Source material>
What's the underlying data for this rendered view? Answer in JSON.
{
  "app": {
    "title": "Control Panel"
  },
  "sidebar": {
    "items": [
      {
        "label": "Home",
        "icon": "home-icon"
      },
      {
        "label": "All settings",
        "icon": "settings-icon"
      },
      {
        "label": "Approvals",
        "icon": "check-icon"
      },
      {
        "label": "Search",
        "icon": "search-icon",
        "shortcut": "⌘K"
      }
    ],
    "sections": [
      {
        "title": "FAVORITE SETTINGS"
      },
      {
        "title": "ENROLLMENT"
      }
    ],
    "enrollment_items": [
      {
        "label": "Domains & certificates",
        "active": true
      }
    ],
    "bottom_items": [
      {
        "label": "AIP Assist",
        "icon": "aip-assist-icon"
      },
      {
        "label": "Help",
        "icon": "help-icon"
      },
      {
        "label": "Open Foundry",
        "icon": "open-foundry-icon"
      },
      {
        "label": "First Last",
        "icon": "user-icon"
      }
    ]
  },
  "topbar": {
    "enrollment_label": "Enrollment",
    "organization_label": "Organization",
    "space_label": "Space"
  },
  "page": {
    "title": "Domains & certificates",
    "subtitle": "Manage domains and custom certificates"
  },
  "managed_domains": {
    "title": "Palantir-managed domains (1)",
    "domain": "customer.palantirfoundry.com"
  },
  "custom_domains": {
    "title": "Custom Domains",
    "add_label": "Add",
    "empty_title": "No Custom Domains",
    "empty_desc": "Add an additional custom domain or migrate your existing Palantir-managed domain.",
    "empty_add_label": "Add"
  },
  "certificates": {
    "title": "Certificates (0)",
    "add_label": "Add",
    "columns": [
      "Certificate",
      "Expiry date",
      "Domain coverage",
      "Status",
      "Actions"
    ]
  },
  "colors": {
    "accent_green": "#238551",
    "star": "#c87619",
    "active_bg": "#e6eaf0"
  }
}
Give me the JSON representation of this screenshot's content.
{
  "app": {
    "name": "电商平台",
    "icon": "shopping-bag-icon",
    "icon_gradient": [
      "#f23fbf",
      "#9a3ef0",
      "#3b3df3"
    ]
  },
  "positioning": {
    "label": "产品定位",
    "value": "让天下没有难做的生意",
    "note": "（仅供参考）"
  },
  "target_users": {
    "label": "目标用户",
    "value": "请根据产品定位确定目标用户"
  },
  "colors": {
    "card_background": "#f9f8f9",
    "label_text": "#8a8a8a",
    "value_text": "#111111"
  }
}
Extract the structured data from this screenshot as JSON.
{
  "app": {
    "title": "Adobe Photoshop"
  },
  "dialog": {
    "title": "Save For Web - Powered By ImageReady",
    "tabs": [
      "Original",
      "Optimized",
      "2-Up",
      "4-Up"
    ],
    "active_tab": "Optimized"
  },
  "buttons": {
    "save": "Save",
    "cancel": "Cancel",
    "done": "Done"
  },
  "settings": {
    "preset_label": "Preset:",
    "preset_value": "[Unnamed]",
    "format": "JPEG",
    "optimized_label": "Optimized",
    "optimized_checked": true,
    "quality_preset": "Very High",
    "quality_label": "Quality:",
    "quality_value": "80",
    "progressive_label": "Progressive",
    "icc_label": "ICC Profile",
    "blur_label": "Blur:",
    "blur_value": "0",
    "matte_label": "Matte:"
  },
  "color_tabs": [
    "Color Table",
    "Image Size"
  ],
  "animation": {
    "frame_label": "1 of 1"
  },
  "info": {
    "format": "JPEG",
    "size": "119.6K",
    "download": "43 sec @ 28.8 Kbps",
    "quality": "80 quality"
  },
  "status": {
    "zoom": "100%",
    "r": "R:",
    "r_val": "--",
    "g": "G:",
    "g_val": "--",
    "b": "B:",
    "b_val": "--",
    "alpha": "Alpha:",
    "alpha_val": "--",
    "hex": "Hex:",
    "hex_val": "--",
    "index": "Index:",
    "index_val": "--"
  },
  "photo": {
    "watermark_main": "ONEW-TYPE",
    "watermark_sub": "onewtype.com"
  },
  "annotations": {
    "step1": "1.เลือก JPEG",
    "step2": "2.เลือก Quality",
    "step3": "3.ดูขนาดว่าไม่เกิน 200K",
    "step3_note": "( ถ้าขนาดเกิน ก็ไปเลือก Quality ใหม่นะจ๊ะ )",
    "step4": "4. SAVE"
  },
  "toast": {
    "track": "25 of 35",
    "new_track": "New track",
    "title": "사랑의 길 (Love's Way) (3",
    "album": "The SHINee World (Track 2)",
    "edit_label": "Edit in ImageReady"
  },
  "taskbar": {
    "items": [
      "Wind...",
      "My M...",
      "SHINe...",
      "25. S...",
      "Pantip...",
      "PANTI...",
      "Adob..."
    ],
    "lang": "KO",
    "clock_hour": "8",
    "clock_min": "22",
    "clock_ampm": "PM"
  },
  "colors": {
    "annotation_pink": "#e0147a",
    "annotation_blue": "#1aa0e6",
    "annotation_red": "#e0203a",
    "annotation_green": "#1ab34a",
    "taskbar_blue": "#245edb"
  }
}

What you should do> Say how many lines of the material contain the word "data", with no other text.

Solution for this task> 2